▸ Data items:
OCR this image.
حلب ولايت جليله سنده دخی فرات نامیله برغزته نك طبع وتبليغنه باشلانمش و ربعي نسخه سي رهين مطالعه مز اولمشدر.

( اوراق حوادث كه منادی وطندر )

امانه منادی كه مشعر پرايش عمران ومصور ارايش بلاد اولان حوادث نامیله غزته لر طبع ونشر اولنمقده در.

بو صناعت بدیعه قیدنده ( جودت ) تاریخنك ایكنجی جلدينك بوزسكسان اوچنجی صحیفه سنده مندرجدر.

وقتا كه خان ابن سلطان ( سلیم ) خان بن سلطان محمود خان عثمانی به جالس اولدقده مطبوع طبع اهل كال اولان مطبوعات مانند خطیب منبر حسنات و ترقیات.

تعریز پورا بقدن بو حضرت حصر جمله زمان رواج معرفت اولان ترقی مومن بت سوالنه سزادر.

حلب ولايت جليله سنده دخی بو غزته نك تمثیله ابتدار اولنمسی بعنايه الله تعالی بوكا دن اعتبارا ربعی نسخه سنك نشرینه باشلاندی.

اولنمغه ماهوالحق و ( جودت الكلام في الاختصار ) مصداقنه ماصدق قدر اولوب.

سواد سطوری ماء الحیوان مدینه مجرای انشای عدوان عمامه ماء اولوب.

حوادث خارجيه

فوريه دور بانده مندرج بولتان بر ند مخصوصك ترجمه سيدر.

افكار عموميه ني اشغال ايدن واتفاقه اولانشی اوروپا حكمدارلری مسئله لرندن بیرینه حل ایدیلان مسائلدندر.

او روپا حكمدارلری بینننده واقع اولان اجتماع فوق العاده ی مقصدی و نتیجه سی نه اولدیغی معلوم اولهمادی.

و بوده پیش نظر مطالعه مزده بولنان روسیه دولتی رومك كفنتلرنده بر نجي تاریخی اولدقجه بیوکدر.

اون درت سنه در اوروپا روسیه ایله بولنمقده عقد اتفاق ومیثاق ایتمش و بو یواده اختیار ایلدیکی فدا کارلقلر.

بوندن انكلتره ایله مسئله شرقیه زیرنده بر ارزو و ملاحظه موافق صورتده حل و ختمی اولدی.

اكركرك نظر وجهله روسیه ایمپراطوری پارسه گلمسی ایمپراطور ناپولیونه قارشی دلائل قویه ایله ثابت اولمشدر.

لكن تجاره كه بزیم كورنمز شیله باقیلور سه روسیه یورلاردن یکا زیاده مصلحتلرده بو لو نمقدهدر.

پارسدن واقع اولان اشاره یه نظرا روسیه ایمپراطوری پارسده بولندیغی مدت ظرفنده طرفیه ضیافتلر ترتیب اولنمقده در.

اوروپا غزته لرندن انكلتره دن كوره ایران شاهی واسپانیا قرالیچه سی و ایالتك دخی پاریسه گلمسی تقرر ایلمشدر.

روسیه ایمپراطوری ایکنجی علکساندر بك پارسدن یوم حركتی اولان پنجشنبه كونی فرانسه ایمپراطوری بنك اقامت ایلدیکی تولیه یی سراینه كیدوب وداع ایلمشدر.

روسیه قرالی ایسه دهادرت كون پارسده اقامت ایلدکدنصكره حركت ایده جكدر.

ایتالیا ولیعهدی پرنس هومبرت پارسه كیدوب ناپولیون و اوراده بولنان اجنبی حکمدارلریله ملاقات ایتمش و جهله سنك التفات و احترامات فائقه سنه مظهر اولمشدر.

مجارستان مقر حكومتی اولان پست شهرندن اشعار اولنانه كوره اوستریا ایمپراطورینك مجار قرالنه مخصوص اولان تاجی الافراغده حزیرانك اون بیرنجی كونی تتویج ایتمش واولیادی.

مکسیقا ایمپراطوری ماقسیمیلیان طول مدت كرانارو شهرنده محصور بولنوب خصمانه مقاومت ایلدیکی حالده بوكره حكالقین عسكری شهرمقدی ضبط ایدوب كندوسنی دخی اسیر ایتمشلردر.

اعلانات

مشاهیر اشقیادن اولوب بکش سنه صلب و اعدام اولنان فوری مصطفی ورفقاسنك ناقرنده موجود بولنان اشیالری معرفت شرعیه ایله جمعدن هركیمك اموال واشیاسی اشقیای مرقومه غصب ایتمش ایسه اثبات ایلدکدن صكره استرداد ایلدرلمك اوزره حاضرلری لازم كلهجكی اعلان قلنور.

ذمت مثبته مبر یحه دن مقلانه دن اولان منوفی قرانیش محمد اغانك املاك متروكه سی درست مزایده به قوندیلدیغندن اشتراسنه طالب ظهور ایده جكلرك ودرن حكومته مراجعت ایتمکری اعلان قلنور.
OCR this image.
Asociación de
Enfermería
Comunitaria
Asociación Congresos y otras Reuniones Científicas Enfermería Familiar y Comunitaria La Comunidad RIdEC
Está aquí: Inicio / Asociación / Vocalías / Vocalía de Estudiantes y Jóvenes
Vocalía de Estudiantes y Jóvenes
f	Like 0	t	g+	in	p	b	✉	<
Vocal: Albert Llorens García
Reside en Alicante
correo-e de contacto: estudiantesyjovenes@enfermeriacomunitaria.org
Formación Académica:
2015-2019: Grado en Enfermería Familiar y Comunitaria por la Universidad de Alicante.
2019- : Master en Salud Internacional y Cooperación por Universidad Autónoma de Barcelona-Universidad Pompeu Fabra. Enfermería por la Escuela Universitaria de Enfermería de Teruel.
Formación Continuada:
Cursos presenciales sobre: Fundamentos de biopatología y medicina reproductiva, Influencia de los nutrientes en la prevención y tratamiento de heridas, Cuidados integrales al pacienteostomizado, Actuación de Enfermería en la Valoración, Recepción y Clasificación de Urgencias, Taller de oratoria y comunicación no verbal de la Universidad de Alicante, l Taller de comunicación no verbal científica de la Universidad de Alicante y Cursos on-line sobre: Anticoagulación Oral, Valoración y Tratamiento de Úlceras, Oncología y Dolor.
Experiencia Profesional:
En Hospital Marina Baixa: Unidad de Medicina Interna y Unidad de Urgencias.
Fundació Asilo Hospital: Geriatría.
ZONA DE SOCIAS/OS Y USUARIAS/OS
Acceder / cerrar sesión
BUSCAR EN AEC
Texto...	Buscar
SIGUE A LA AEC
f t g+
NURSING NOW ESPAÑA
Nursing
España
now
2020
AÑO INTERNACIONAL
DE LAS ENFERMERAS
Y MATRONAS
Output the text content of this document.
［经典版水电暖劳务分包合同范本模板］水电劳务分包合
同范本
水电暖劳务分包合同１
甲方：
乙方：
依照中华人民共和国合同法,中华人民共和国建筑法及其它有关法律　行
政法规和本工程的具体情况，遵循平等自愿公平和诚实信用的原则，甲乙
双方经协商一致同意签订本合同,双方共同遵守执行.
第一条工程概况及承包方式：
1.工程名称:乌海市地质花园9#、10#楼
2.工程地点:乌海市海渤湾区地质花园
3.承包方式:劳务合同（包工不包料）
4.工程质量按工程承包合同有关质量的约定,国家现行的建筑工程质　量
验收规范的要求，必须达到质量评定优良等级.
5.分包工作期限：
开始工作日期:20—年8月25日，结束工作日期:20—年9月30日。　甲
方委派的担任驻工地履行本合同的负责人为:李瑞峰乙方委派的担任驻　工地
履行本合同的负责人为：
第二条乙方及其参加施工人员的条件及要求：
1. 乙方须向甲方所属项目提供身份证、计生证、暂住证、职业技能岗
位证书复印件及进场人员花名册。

▸ SHORT PROBLEM: Copy all the entries verbatim.

▸ ANSWER TO THE TASK:
OCR this image.
حلب ولايت جليله سنده دخی فرات نامیله برغزته نك طبع وتبليغنه باشلانمش و ربعي نسخه سي رهين مطالعه مز اولمشدر.

( اوراق حوادث كه منادی وطندر )

امانه منادی كه مشعر پرايش عمران ومصور ارايش بلاد اولان حوادث نامیله غزته لر طبع ونشر اولنمقده در.

بو صناعت بدیعه قیدنده ( جودت ) تاریخنك ایكنجی جلدينك بوزسكسان اوچنجی صحیفه سنده مندرجدر.

وقتا كه خان ابن سلطان ( سلیم ) خان بن سلطان محمود خان عثمانی به جالس اولدقده مطبوع طبع اهل كال اولان مطبوعات مانند خطیب منبر حسنات و ترقیات.

تعریز پورا بقدن بو حضرت حصر جمله زمان رواج معرفت اولان ترقی مومن بت سوالنه سزادر.

حلب ولايت جليله سنده دخی بو غزته نك تمثیله ابتدار اولنمسی بعنايه الله تعالی بوكا دن اعتبارا ربعی نسخه سنك نشرینه باشلاندی.

اولنمغه ماهوالحق و ( جودت الكلام في الاختصار ) مصداقنه ماصدق قدر اولوب.

سواد سطوری ماء الحیوان مدینه مجرای انشای عدوان عمامه ماء اولوب.

حوادث خارجيه

فوريه دور بانده مندرج بولتان بر ند مخصوصك ترجمه سيدر.

افكار عموميه ني اشغال ايدن واتفاقه اولانشی اوروپا حكمدارلری مسئله لرندن بیرینه حل ایدیلان مسائلدندر.

او روپا حكمدارلری بینننده واقع اولان اجتماع فوق العاده ی مقصدی و نتیجه سی نه اولدیغی معلوم اولهمادی.

و بوده پیش نظر مطالعه مزده بولنان روسیه دولتی رومك كفنتلرنده بر نجي تاریخی اولدقجه بیوکدر.

اون درت سنه در اوروپا روسیه ایله بولنمقده عقد اتفاق ومیثاق ایتمش و بو یواده اختیار ایلدیکی فدا کارلقلر.

بوندن انكلتره ایله مسئله شرقیه زیرنده بر ارزو و ملاحظه موافق صورتده حل و ختمی اولدی.

اكركرك نظر وجهله روسیه ایمپراطوری پارسه گلمسی ایمپراطور ناپولیونه قارشی دلائل قویه ایله ثابت اولمشدر.

لكن تجاره كه بزیم كورنمز شیله باقیلور سه روسیه یورلاردن یکا زیاده مصلحتلرده بو لو نمقدهدر.

پارسدن واقع اولان اشاره یه نظرا روسیه ایمپراطوری پارسده بولندیغی مدت ظرفنده طرفیه ضیافتلر ترتیب اولنمقده در.

اوروپا غزته لرندن انكلتره دن كوره ایران شاهی واسپانیا قرالیچه سی و ایالتك دخی پاریسه گلمسی تقرر ایلمشدر.

روسیه ایمپراطوری ایکنجی علکساندر بك پارسدن یوم حركتی اولان پنجشنبه كونی فرانسه ایمپراطوری بنك اقامت ایلدیکی تولیه یی سراینه كیدوب وداع ایلمشدر.

روسیه قرالی ایسه دهادرت كون پارسده اقامت ایلدکدنصكره حركت ایده جكدر.

ایتالیا ولیعهدی پرنس هومبرت پارسه كیدوب ناپولیون و اوراده بولنان اجنبی حکمدارلریله ملاقات ایتمش و جهله سنك التفات و احترامات فائقه سنه مظهر اولمشدر.

مجارستان مقر حكومتی اولان پست شهرندن اشعار اولنانه كوره اوستریا ایمپراطورینك مجار قرالنه مخصوص اولان تاجی الافراغده حزیرانك اون بیرنجی كونی تتویج ایتمش واولیادی.

مکسیقا ایمپراطوری ماقسیمیلیان طول مدت كرانارو شهرنده محصور بولنوب خصمانه مقاومت ایلدیکی حالده بوكره حكالقین عسكری شهرمقدی ضبط ایدوب كندوسنی دخی اسیر ایتمشلردر.

اعلانات

مشاهیر اشقیادن اولوب بکش سنه صلب و اعدام اولنان فوری مصطفی ورفقاسنك ناقرنده موجود بولنان اشیالری معرفت شرعیه ایله جمعدن هركیمك اموال واشیاسی اشقیای مرقومه غصب ایتمش ایسه اثبات ایلدکدن صكره استرداد ایلدرلمك اوزره حاضرلری لازم كلهجكی اعلان قلنور.

ذمت مثبته مبر یحه دن مقلانه دن اولان منوفی قرانیش محمد اغانك املاك متروكه سی درست مزایده به قوندیلدیغندن اشتراسنه طالب ظهور ایده جكلرك ودرن حكومته مراجعت ایتمکری اعلان قلنور.
OCR this image.
Asociación de
Enfermería
Comunitaria
Asociación Congresos y otras Reuniones Científicas Enfermería Familiar y Comunitaria La Comunidad RIdEC
Está aquí: Inicio / Asociación / Vocalías / Vocalía de Estudiantes y Jóvenes
Vocalía de Estudiantes y Jóvenes
f	Like 0	t	g+	in	p	b	✉	<
Vocal: Albert Llorens García
Reside en Alicante
correo-e de contacto: estudiantesyjovenes@enfermeriacomunitaria.org
Formación Académica:
2015-2019: Grado en Enfermería Familiar y Comunitaria por la Universidad de Alicante.
2019- : Master en Salud Internacional y Cooperación por Universidad Autónoma de Barcelona-Universidad Pompeu Fabra. Enfermería por la Escuela Universitaria de Enfermería de Teruel.
Formación Continuada:
Cursos presenciales sobre: Fundamentos de biopatología y medicina reproductiva, Influencia de los nutrientes en la prevención y tratamiento de heridas, Cuidados integrales al pacienteostomizado, Actuación de Enfermería en la Valoración, Recepción y Clasificación de Urgencias, Taller de oratoria y comunicación no verbal de la Universidad de Alicante, l Taller de comunicación no verbal científica de la Universidad de Alicante y Cursos on-line sobre: Anticoagulación Oral, Valoración y Tratamiento de Úlceras, Oncología y Dolor.
Experiencia Profesional:
En Hospital Marina Baixa: Unidad de Medicina Interna y Unidad de Urgencias.
Fundació Asilo Hospital: Geriatría.
ZONA DE SOCIAS/OS Y USUARIAS/OS
Acceder / cerrar sesión
BUSCAR EN AEC
Texto...	Buscar
SIGUE A LA AEC
f t g+
NURSING NOW ESPAÑA
Nursing
España
now
2020
AÑO INTERNACIONAL
DE LAS ENFERMERAS
Y MATRONAS
Output the text content of this document.
［经典版水电暖劳务分包合同范本模板］水电劳务分包合
同范本
水电暖劳务分包合同１
甲方：
乙方：
依照中华人民共和国合同法,中华人民共和国建筑法及其它有关法律　行
政法规和本工程的具体情况，遵循平等自愿公平和诚实信用的原则，甲乙
双方经协商一致同意签订本合同,双方共同遵守执行.
第一条工程概况及承包方式：
1.工程名称:乌海市地质花园9#、10#楼
2.工程地点:乌海市海渤湾区地质花园
3.承包方式:劳务合同（包工不包料）
4.工程质量按工程承包合同有关质量的约定,国家现行的建筑工程质　量
验收规范的要求，必须达到质量评定优良等级.
5.分包工作期限：
开始工作日期:20—年8月25日，结束工作日期:20—年9月30日。　甲
方委派的担任驻工地履行本合同的负责人为:李瑞峰乙方委派的担任驻　工地
履行本合同的负责人为：
第二条乙方及其参加施工人员的条件及要求：
1. 乙方须向甲方所属项目提供身份证、计生证、暂住证、职业技能岗
位证书复印件及进场人员花名册。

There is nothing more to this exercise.